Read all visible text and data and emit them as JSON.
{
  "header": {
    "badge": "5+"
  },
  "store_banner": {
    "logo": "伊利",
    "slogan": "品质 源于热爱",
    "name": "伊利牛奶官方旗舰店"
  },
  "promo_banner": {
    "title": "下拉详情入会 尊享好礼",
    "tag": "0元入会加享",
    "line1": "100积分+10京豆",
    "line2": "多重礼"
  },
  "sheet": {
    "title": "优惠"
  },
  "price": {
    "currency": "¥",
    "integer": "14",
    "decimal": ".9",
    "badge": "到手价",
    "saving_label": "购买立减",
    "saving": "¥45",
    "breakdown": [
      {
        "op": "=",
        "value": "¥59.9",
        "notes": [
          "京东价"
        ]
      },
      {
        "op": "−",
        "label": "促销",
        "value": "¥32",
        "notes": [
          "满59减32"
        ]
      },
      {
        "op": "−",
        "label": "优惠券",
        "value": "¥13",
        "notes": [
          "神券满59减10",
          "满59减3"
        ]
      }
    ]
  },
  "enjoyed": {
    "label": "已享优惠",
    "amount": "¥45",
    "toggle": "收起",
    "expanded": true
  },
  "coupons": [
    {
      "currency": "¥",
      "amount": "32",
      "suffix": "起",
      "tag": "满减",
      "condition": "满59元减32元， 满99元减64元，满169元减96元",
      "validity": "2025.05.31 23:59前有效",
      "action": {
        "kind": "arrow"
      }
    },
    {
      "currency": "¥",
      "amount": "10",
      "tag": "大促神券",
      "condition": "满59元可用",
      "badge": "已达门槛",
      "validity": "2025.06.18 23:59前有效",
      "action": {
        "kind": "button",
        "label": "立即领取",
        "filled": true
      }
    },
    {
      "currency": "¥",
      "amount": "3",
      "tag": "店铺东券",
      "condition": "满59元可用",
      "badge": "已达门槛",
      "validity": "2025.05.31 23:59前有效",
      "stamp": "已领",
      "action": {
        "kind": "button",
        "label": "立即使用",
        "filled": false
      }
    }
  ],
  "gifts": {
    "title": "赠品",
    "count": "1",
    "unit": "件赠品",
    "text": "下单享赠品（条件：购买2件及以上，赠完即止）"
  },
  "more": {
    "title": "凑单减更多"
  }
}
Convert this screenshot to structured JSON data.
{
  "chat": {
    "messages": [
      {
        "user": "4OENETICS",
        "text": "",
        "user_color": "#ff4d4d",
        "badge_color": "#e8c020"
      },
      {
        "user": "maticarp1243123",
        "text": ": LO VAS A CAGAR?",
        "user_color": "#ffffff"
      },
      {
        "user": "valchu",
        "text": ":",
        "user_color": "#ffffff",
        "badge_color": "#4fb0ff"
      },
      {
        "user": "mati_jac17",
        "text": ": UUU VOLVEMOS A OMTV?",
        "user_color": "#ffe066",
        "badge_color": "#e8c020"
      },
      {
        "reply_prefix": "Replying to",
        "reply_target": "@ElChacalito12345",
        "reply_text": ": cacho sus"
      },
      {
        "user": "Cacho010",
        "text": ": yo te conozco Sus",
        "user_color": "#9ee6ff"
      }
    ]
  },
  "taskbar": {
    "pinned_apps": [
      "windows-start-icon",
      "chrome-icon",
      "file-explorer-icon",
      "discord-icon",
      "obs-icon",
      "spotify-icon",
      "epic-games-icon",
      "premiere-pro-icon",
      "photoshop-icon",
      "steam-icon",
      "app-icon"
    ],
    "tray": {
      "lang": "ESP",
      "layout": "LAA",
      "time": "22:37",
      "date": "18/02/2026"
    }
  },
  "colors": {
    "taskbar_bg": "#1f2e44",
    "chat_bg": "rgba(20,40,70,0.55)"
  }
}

::::::::::

Task instructions: Write out the material from the first line to the last, exactly.

The response:
Read all visible text and data and emit them as JSON.
{
  "header": {
    "badge": "5+"
  },
  "store_banner": {
    "logo": "伊利",
    "slogan": "品质 源于热爱",
    "name": "伊利牛奶官方旗舰店"
  },
  "promo_banner": {
    "title": "下拉详情入会 尊享好礼",
    "tag": "0元入会加享",
    "line1": "100积分+10京豆",
    "line2": "多重礼"
  },
  "sheet": {
    "title": "优惠"
  },
  "price": {
    "currency": "¥",
    "integer": "14",
    "decimal": ".9",
    "badge": "到手价",
    "saving_label": "购买立减",
    "saving": "¥45",
    "breakdown": [
      {
        "op": "=",
        "value": "¥59.9",
        "notes": [
          "京东价"
        ]
      },
      {
        "op": "−",
        "label": "促销",
        "value": "¥32",
        "notes": [
          "满59减32"
        ]
      },
      {
        "op": "−",
        "label": "优惠券",
        "value": "¥13",
        "notes": [
          "神券满59减10",
          "满59减3"
        ]
      }
    ]
  },
  "enjoyed": {
    "label": "已享优惠",
    "amount": "¥45",
    "toggle": "收起",
    "expanded": true
  },
  "coupons": [
    {
      "currency": "¥",
      "amount": "32",
      "suffix": "起",
      "tag": "满减",
      "condition": "满59元减32元， 满99元减64元，满169元减96元",
      "validity": "2025.05.31 23:59前有效",
      "action": {
        "kind": "arrow"
      }
    },
    {
      "currency": "¥",
      "amount": "10",
      "tag": "大促神券",
      "condition": "满59元可用",
      "badge": "已达门槛",
      "validity": "2025.06.18 23:59前有效",
      "action": {
        "kind": "button",
        "label": "立即领取",
        "filled": true
      }
    },
    {
      "currency": "¥",
      "amount": "3",
      "tag": "店铺东券",
      "condition": "满59元可用",
      "badge": "已达门槛",
      "validity": "2025.05.31 23:59前有效",
      "stamp": "已领",
      "action": {
        "kind": "button",
        "label": "立即使用",
        "filled": false
      }
    }
  ],
  "gifts": {
    "title": "赠品",
    "count": "1",
    "unit": "件赠品",
    "text": "下单享赠品（条件：购买2件及以上，赠完即止）"
  },
  "more": {
    "title": "凑单减更多"
  }
}
Convert this screenshot to structured JSON data.
{
  "chat": {
    "messages": [
      {
        "user": "4OENETICS",
        "text": "",
        "user_color": "#ff4d4d",
        "badge_color": "#e8c020"
      },
      {
        "user": "maticarp1243123",
        "text": ": LO VAS A CAGAR?",
        "user_color": "#ffffff"
      },
      {
        "user": "valchu",
        "text": ":",
        "user_color": "#ffffff",
        "badge_color": "#4fb0ff"
      },
      {
        "user": "mati_jac17",
        "text": ": UUU VOLVEMOS A OMTV?",
        "user_color": "#ffe066",
        "badge_color": "#e8c020"
      },
      {
        "reply_prefix": "Replying to",
        "reply_target": "@ElChacalito12345",
        "reply_text": ": cacho sus"
      },
      {
        "user": "Cacho010",
        "text": ": yo te conozco Sus",
        "user_color": "#9ee6ff"
      }
    ]
  },
  "taskbar": {
    "pinned_apps": [
      "windows-start-icon",
      "chrome-icon",
      "file-explorer-icon",
      "discord-icon",
      "obs-icon",
      "spotify-icon",
      "epic-games-icon",
      "premiere-pro-icon",
      "photoshop-icon",
      "steam-icon",
      "app-icon"
    ],
    "tray": {
      "lang": "ESP",
      "layout": "LAA",
      "time": "22:37",
      "date": "18/02/2026"
    }
  },
  "colors": {
    "taskbar_bg": "#1f2e44",
    "chat_bg": "rgba(20,40,70,0.55)"
  }
}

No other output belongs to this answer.